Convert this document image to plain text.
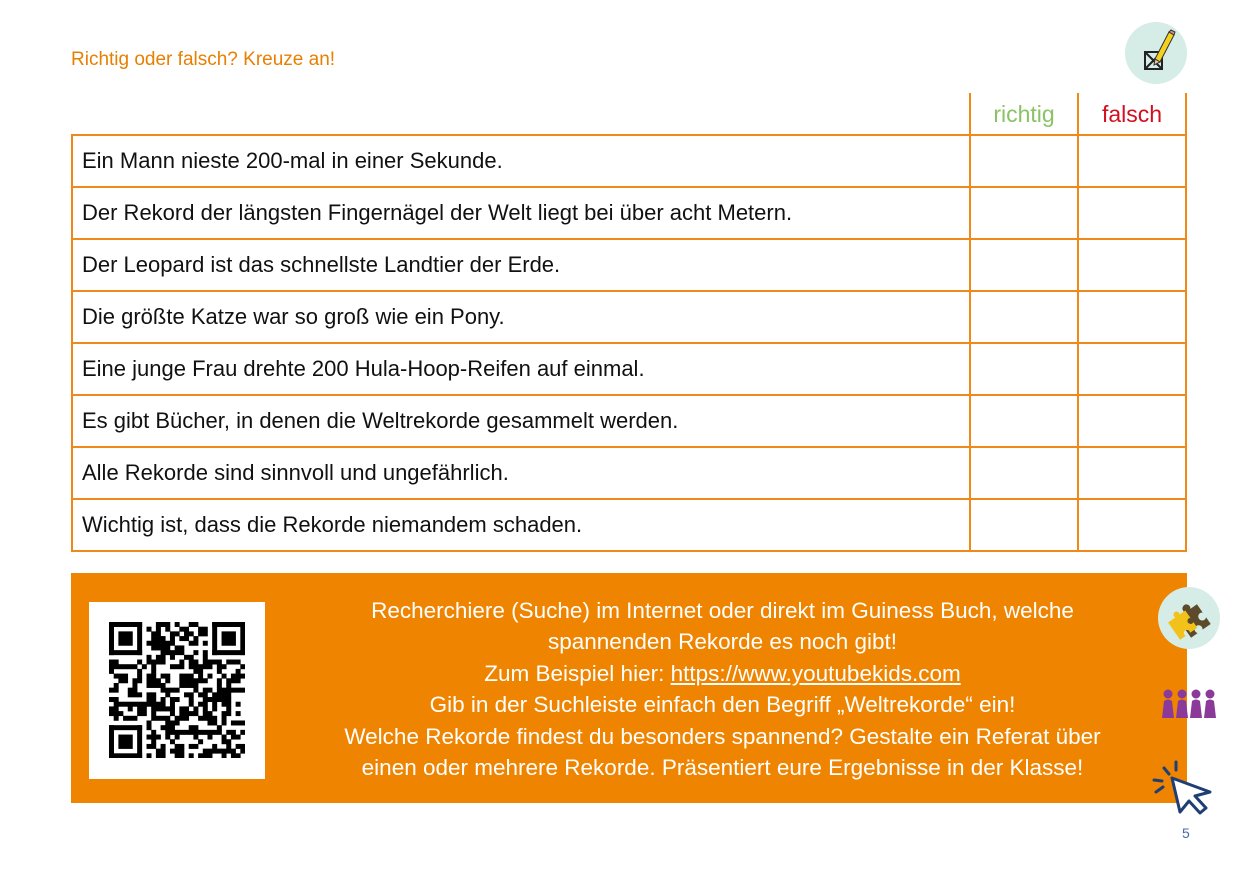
Richtig oder falsch? Kreuze an!
	richtig	falsch
Ein Mann nieste 200-mal in einer Sekunde.		
Der Rekord der längsten Fingernägel der Welt liegt bei über acht Metern.		
Der Leopard ist das schnellste Landtier der Erde.		
Die größte Katze war so groß wie ein Pony.		
Eine junge Frau drehte 200 Hula-Hoop-Reifen auf einmal.		
Es gibt Bücher, in denen die Weltrekorde gesammelt werden.		
Alle Rekorde sind sinnvoll und ungefährlich.		
Wichtig ist, dass die Rekorde niemandem schaden.		
Recherchiere (Suche) im Internet oder direkt im Guiness Buch, welche
spannenden Rekorde es noch gibt!
Zum Beispiel hier: https://www.youtubekids.com
Gib in der Suchleiste einfach den Begriff „Weltrekorde“ ein!
Welche Rekorde findest du besonders spannend? Gestalte ein Referat über
einen oder mehrere Rekorde. Präsentiert eure Ergebnisse in der Klasse!
5
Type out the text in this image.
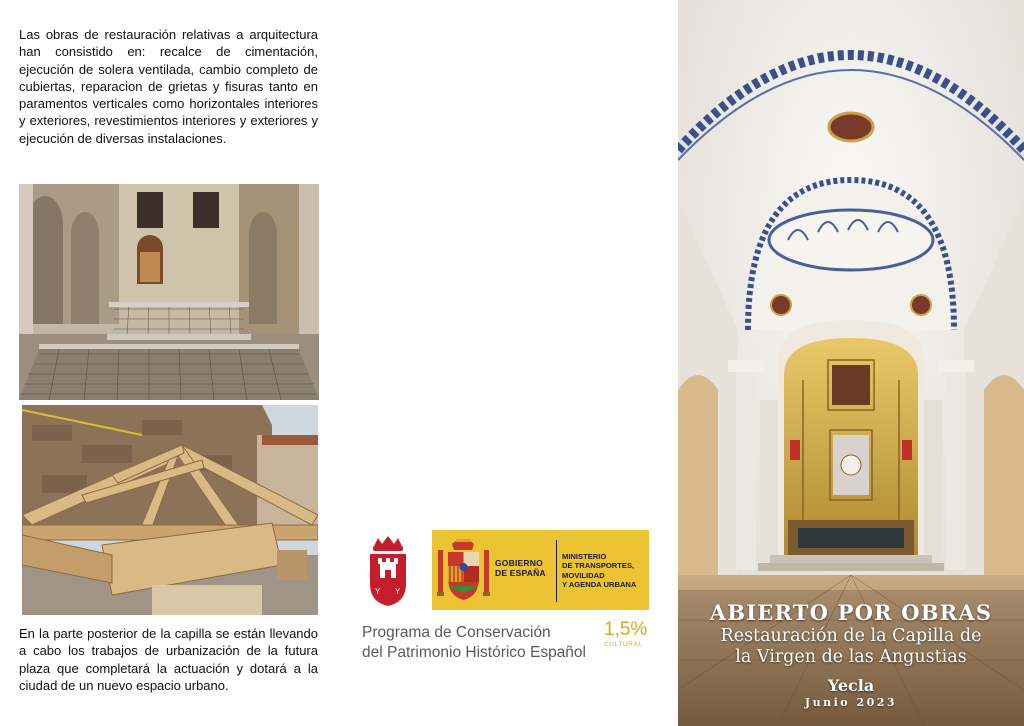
Las obras de restauración relativas a arquitectura han consistido en: recalce de cimentación, ejecución de solera ventilada, cambio completo de cubiertas, reparacion de grietas y fisuras tanto en paramentos verticales como horizontales interiores y exteriores, revestimientos interiores y exteriores y ejecución de diversas instalaciones.

En la parte posterior de la capilla se están llevando a cabo los trabajos de urbanización de la futura plaza que completará la actuación y dotará a la ciudad de un nuevo espacio urbano.

Y Y
GOBIERNO
DE ESPAÑA
MINISTERIO
DE TRANSPORTES,
MOVILIDAD
Y AGENDA URBANA
Programa de Conservación
del Patrimonio Histórico Español
1,5%
CULTURAL
ABIERTO POR OBRAS
Restauración de la Capilla de
la Virgen de las Angustias
Yecla
Junio 2023
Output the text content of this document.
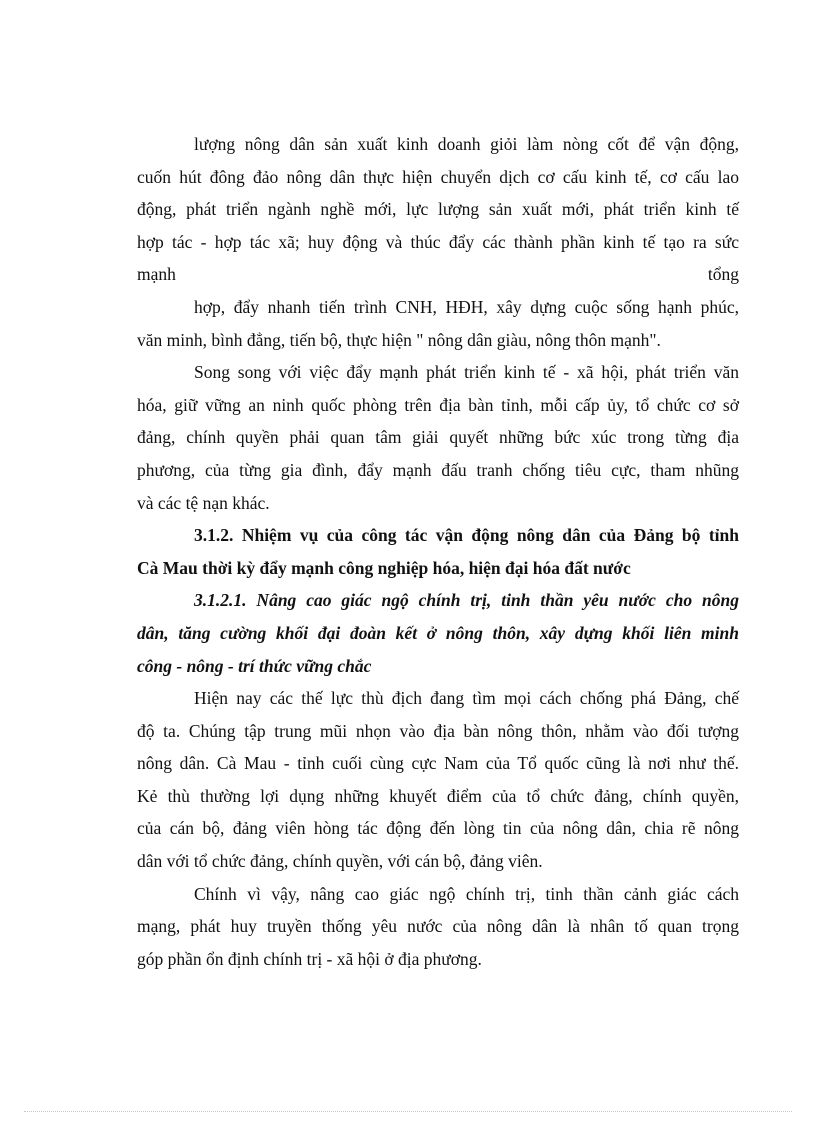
lượng nông dân sản xuất kinh doanh giỏi làm nòng cốt để vận động,
cuốn hút đông đảo nông dân thực hiện chuyển dịch cơ cấu kinh tế, cơ cấu lao
động, phát triển ngành nghề mới, lực lượng sản xuất mới, phát triển kinh tế
hợp tác - hợp tác xã; huy động và thúc đẩy các thành phần kinh tế tạo ra sức
mạnh tổng
hợp, đẩy nhanh tiến trình CNH, HĐH, xây dựng cuộc sống hạnh phúc,
văn minh, bình đẳng, tiến bộ, thực hiện " nông dân giàu, nông thôn mạnh".
Song song với việc đẩy mạnh phát triển kinh tế - xã hội, phát triển văn
hóa, giữ vững an ninh quốc phòng trên địa bàn tỉnh, mỗi cấp ủy, tổ chức cơ sở
đảng, chính quyền phải quan tâm giải quyết những bức xúc trong từng địa
phương, của từng gia đình, đẩy mạnh đấu tranh chống tiêu cực, tham nhũng
và các tệ nạn khác.
3.1.2. Nhiệm vụ của công tác vận động nông dân của Đảng bộ tỉnh
Cà Mau thời kỳ đẩy mạnh công nghiệp hóa, hiện đại hóa đất nước
3.1.2.1. Nâng cao giác ngộ chính trị, tinh thần yêu nước cho nông
dân, tăng cường khối đại đoàn kết ở nông thôn, xây dựng khối liên minh
công - nông - trí thức vững chắc
Hiện nay các thế lực thù địch đang tìm mọi cách chống phá Đảng, chế
độ ta. Chúng tập trung mũi nhọn vào địa bàn nông thôn, nhằm vào đối tượng
nông dân. Cà Mau - tỉnh cuối cùng cực Nam của Tổ quốc cũng là nơi như thế.
Kẻ thù thường lợi dụng những khuyết điểm của tổ chức đảng, chính quyền,
của cán bộ, đảng viên hòng tác động đến lòng tin của nông dân, chia rẽ nông
dân với tổ chức đảng, chính quyền, với cán bộ, đảng viên.
Chính vì vậy, nâng cao giác ngộ chính trị, tinh thần cảnh giác cách
mạng, phát huy truyền thống yêu nước của nông dân là nhân tố quan trọng
góp phần ổn định chính trị - xã hội ở địa phương.
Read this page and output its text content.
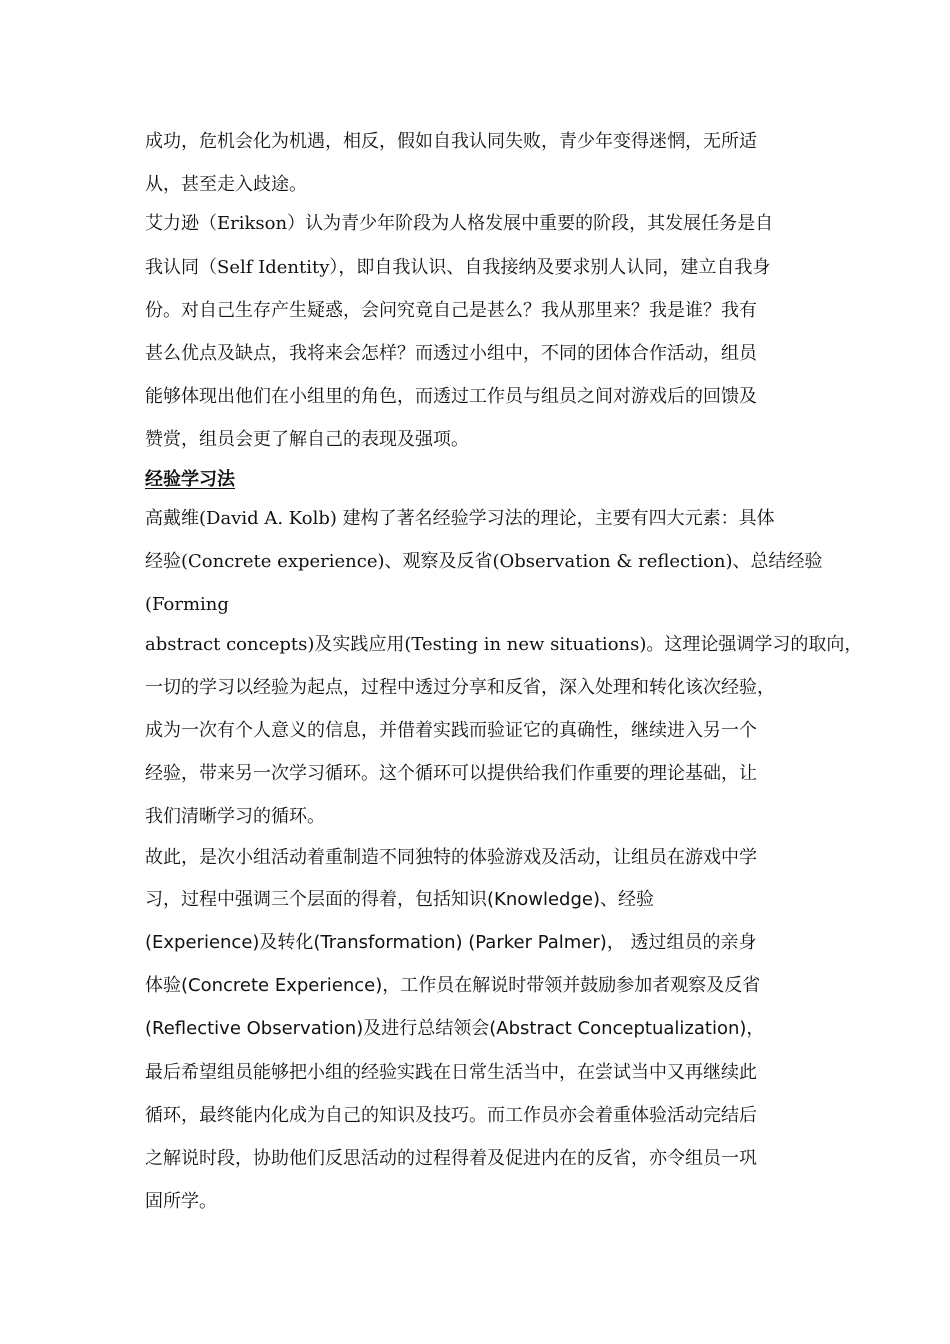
成功，危机会化为机遇，相反，假如自我认同失败，青少年变得迷惘，无所适

从，甚至走入歧途。

艾力逊（Erikson）认为青少年阶段为人格发展中重要的阶段，其发展任务是自

我认同（Self Identity），即自我认识、自我接纳及要求别人认同，建立自我身

份。对自己生存产生疑惑，会问究竟自己是甚么？我从那里来？我是谁？我有

甚么优点及缺点，我将来会怎样？而透过小组中，不同的团体合作活动，组员

能够体现出他们在小组里的角色，而透过工作员与组员之间对游戏后的回馈及

赞赏，组员会更了解自己的表现及强项。

经验学习法

高戴维(David A. Kolb) 建构了著名经验学习法的理论，主要有四大元素：具体

经验(Concrete experience)、观察及反省(Observation & reflection)、总结经验

(Forming

abstract concepts)及实践应用(Testing in new situations)。这理论强调学习的取向，

一切的学习以经验为起点，过程中透过分享和反省，深入处理和转化该次经验，

成为一次有个人意义的信息，并借着实践而验证它的真确性，继续进入另一个

经验，带来另一次学习循环。这个循环可以提供给我们作重要的理论基础，让

我们清晰学习的循环。

故此，是次小组活动着重制造不同独特的体验游戏及活动，让组员在游戏中学

习，过程中强调三个层面的得着，包括知识(Knowledge)、经验

(Experience)及转化(Transformation) (Parker Palmer)， 透过组员的亲身

体验(Concrete Experience)，工作员在解说时带领并鼓励参加者观察及反省

(Reflective Observation)及进行总结领会(Abstract Conceptualization)，

最后希望组员能够把小组的经验实践在日常生活当中，在尝试当中又再继续此

循环，最终能内化成为自己的知识及技巧。而工作员亦会着重体验活动完结后

之解说时段，协助他们反思活动的过程得着及促进内在的反省，亦令组员一巩

固所学。
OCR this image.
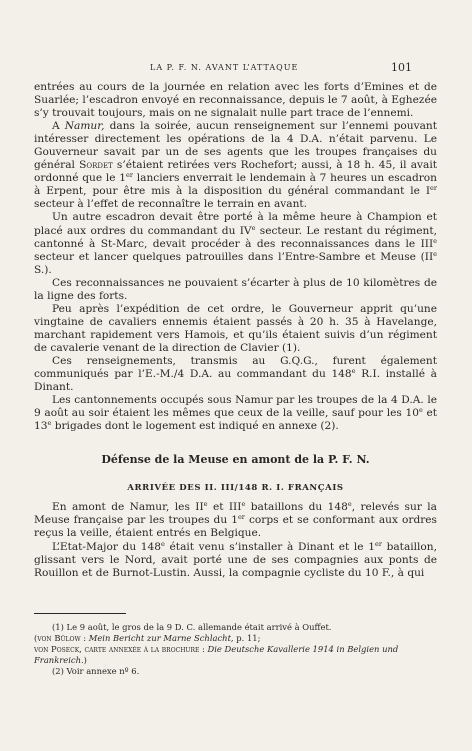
LA P. F. N. AVANT L’ATTAQUE	101

entrées au cours de la journée en relation avec les forts d’Emines et de Suarlée; l’escadron envoyé en reconnaissance, depuis le 7 août, à Eghezée s’y trouvait toujours, mais on ne signalait nulle part trace de l’ennemi.

A Namur, dans la soirée, aucun renseignement sur l’ennemi pouvant intéresser directement les opérations de la 4 D.A. n’était parvenu. Le Gouverneur savait par un de ses agents que les troupes françaises du général Sordet s’étaient retirées vers Rochefort; aussi, à 18 h. 45, il avait ordonné que le 1er lanciers enverrait le lendemain à 7 heures un escadron à Erpent, pour être mis à la disposition du général commandant le Ier secteur à l’effet de reconnaître le terrain en avant.

Un autre escadron devait être porté à la même heure à Champion et placé aux ordres du commandant du IVe secteur. Le restant du régiment, cantonné à St-Marc, devait procéder à des reconnaissances dans le IIIe secteur et lancer quelques patrouilles dans l’Entre-Sambre et Meuse (IIe S.).

Ces reconnaissances ne pouvaient s’écarter à plus de 10 kilomètres de la ligne des forts.

Peu après l’expédition de cet ordre, le Gouverneur apprit qu’une vingtaine de cavaliers ennemis étaient passés à 20 h. 35 à Havelange, marchant rapidement vers Hamois, et qu’ils étaient suivis d’un régiment de cavalerie venant de la direction de Clavier (1).

Ces renseignements, transmis au G.Q.G., furent également communiqués par l’E.-M./4 D.A. au commandant du 148e R.I. installé à Dinant.

Les cantonnements occupés sous Namur par les troupes de la 4 D.A. le 9 août au soir étaient les mêmes que ceux de la veille, sauf pour les 10e et 13e brigades dont le logement est indiqué en annexe (2).

Défense de la Meuse en amont de la P. F. N.
ARRIVÉE DES II. III/148 R. I. FRANÇAIS

En amont de Namur, les IIe et IIIe bataillons du 148e, relevés sur la Meuse française par les troupes du 1er corps et se conformant aux ordres reçus la veille, étaient entrés en Belgique.

L’Etat-Major du 148e était venu s’installer à Dinant et le 1er bataillon, glissant vers le Nord, avait porté une de ses compagnies aux ponts de Rouillon et de Burnot-Lustin. Aussi, la compagnie cycliste du 10 F., à qui

(1) Le 9 août, le gros de la 9 D. C. allemande était arrivé à Ouffet.

(von Bülow : Mein Bericht zur Marne Schlacht, p. 11;

von Poseck, carte annexée à la brochure : Die Deutsche Kavallerie 1914 in Belgien und Frankreich.)

(2) Voir annexe nº 6.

Requirement:
Look through the entries and return every line where "Namur" appears.

Answer below:
A Namur, dans la soirée, aucun renseignement sur l’ennemi pouvant intéresser directement les opérations de la 4 D.A. n’était parvenu. Le Gouverneur savait par un de ses agents que les troupes françaises du général Sordet s’étaient retirées vers Rochefort; aussi, à 18 h. 45, il avait ordonné que le 1er lanciers enverrait le lendemain à 7 heures un escadron à Erpent, pour être mis à la disposition du général commandant le Ier secteur à l’effet de reconnaître le terrain en avant.
Les cantonnements occupés sous Namur par les troupes de la 4 D.A. le 9 août au soir étaient les mêmes que ceux de la veille, sauf pour les 10e et 13e brigades dont le logement est indiqué en annexe (2).
En amont de Namur, les IIe et IIIe bataillons du 148e, relevés sur la Meuse française par les troupes du 1er corps et se conformant aux ordres reçus la veille, étaient entrés en Belgique.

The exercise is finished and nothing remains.